• [Do this]:
Within the listing below, locate all lines containing the word "Revenue". Copy each one.

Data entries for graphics
══════════════════════════════

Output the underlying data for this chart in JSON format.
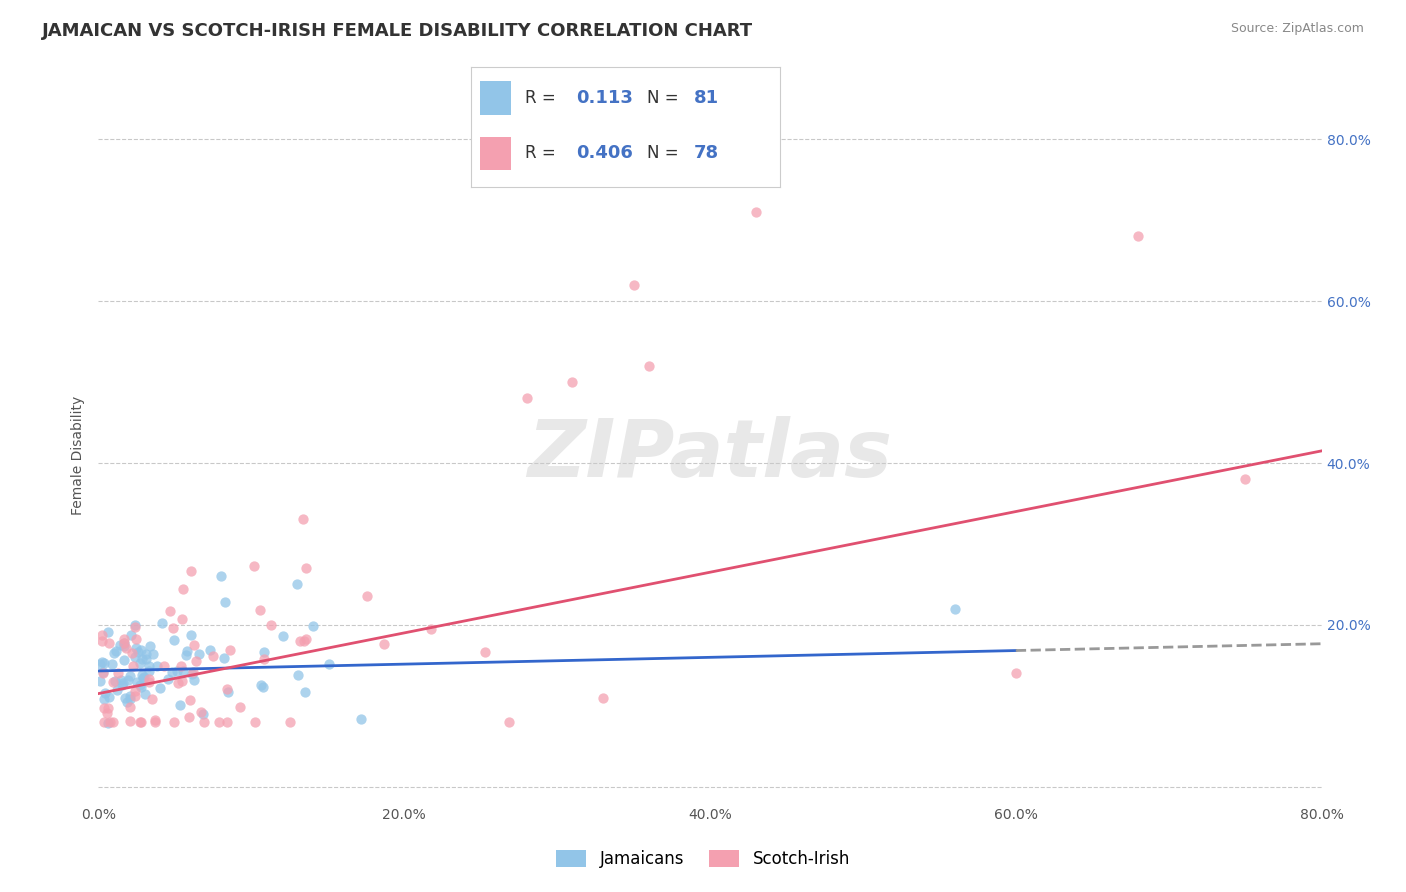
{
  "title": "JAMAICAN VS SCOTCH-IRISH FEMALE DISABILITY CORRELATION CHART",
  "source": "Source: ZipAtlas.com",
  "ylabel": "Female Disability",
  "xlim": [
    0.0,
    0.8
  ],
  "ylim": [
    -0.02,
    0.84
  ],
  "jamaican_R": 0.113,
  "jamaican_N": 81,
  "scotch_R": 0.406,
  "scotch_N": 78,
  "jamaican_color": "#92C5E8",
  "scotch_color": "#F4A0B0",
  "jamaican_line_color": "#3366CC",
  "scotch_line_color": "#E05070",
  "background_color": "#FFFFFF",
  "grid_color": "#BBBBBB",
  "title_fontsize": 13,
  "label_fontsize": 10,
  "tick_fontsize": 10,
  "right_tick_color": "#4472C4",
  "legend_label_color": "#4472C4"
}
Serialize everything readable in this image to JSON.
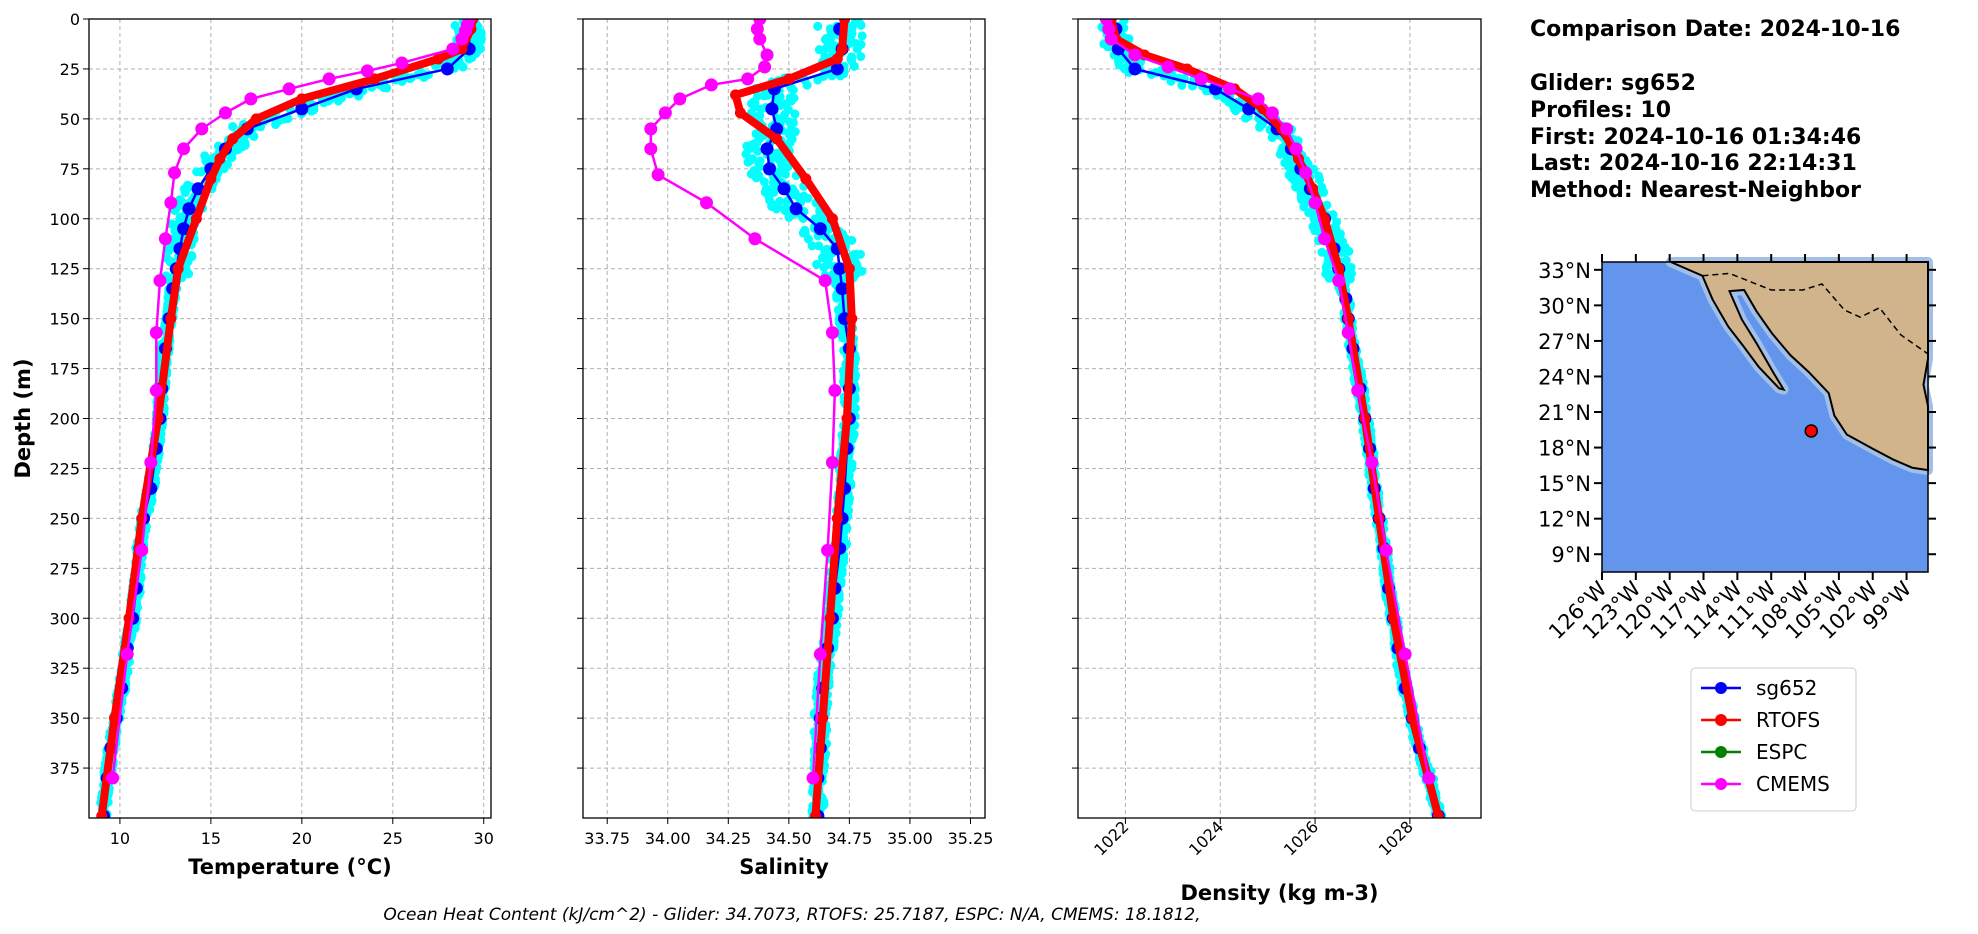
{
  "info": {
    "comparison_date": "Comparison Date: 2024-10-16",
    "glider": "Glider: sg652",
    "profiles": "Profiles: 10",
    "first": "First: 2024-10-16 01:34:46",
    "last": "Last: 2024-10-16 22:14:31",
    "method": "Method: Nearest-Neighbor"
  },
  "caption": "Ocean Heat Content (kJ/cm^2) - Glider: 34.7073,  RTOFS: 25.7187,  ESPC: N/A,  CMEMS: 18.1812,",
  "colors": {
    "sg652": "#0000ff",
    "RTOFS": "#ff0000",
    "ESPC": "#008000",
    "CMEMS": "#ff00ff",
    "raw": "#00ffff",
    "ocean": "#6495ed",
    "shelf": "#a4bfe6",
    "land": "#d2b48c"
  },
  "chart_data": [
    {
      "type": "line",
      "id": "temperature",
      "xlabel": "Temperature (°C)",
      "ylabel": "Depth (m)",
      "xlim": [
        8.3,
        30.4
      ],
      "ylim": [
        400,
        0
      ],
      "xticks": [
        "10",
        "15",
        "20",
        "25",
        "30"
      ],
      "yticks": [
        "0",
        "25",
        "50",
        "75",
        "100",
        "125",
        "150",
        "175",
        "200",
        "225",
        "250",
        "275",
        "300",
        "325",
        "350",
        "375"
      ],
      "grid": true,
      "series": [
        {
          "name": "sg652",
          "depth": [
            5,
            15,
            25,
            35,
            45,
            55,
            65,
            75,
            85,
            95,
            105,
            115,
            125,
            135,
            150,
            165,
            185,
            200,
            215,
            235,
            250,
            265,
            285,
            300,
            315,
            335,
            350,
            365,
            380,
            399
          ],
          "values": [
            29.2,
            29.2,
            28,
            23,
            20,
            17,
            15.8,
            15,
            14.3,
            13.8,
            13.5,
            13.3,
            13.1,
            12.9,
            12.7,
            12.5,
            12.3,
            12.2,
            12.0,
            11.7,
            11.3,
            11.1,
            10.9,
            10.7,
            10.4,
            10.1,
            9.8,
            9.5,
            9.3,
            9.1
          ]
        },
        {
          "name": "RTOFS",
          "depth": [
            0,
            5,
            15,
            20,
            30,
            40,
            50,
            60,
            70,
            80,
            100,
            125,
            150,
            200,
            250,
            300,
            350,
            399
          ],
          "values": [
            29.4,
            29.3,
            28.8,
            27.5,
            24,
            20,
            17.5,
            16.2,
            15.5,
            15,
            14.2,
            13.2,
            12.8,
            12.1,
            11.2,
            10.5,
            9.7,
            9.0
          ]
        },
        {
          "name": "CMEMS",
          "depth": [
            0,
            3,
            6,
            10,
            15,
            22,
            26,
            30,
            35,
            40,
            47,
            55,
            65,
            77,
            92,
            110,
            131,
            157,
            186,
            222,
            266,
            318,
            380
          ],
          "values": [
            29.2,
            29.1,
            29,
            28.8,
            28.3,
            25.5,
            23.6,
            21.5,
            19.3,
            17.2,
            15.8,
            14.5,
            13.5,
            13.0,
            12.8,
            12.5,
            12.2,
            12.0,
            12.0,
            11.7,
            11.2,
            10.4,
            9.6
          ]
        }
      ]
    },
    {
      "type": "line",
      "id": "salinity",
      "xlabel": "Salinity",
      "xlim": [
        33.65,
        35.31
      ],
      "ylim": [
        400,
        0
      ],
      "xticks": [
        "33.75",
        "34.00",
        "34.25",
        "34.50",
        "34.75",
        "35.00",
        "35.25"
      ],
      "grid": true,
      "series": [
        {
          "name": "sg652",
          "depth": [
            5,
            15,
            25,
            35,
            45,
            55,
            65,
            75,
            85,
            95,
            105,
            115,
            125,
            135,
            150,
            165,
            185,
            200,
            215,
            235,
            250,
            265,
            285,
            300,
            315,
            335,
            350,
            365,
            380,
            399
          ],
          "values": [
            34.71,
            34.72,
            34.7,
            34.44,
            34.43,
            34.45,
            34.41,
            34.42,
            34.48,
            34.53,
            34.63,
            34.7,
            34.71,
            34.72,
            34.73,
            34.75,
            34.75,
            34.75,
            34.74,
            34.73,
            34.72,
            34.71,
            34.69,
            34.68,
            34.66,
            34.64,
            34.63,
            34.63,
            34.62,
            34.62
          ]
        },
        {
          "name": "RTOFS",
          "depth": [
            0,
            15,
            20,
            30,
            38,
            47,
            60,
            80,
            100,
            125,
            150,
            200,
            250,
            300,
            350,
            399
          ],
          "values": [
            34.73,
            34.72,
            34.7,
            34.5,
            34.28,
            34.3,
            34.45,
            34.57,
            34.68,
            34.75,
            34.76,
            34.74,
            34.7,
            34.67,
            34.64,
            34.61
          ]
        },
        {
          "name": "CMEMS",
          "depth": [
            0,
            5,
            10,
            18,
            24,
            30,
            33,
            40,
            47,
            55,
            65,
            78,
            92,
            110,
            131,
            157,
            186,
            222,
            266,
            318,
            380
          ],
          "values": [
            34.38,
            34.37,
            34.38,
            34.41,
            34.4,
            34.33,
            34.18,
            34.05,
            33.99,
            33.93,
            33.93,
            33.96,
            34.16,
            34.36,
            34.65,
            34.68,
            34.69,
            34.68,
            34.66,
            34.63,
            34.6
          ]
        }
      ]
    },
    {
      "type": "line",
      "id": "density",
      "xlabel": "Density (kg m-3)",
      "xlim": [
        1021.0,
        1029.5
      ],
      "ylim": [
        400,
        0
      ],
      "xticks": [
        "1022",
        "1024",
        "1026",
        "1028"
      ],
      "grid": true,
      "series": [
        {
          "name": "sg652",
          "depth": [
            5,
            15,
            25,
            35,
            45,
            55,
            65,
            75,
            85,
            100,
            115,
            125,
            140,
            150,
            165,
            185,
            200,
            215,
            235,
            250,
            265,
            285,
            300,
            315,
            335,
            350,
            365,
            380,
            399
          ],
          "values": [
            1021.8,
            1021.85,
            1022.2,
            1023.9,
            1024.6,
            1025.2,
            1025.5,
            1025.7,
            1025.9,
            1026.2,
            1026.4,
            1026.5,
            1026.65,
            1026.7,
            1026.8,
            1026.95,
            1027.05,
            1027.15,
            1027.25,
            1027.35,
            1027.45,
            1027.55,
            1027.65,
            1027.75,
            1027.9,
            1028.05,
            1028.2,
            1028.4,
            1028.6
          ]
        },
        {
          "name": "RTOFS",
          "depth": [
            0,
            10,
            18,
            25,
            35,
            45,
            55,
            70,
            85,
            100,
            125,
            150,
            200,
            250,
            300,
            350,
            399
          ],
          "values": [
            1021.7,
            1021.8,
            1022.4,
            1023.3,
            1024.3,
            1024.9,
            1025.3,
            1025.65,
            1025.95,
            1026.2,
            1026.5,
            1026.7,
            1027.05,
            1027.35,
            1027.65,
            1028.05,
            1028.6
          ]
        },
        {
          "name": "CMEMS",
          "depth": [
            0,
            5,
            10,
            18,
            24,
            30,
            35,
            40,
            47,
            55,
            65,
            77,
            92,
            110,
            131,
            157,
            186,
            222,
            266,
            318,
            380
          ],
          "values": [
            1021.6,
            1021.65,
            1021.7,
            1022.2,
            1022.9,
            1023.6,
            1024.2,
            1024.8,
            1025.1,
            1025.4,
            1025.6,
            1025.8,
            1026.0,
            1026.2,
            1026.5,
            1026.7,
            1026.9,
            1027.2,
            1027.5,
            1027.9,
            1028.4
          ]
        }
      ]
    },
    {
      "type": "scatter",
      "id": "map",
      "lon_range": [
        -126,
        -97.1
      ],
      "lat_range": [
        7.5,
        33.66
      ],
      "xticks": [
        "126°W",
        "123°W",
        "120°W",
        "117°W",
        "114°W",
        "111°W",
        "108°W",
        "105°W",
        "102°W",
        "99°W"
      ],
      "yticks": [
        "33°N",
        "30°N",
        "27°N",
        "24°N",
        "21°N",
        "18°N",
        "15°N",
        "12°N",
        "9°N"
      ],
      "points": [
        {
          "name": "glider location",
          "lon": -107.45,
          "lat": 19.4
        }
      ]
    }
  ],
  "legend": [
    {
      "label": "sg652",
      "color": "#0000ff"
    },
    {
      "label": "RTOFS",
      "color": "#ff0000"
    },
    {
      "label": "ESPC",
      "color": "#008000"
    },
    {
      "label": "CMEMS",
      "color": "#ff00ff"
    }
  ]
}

══════════════════════════════

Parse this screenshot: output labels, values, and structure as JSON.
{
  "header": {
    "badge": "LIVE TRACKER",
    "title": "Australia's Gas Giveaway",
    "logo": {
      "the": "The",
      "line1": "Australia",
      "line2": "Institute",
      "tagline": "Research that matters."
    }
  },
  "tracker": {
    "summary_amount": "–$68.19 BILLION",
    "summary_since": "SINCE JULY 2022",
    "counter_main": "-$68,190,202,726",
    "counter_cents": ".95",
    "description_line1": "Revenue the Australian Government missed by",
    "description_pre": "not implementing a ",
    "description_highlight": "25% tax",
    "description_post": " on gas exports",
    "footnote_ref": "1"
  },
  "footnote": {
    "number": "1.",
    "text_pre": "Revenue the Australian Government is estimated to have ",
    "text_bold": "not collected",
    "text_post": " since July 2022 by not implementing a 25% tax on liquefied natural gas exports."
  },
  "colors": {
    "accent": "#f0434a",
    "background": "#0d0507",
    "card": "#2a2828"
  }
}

══════════════════════════════

• [Solution]:
    "description_line1": "Revenue the Australian Government missed by",
    "text_pre": "Revenue the Australian Government is estimated to have ",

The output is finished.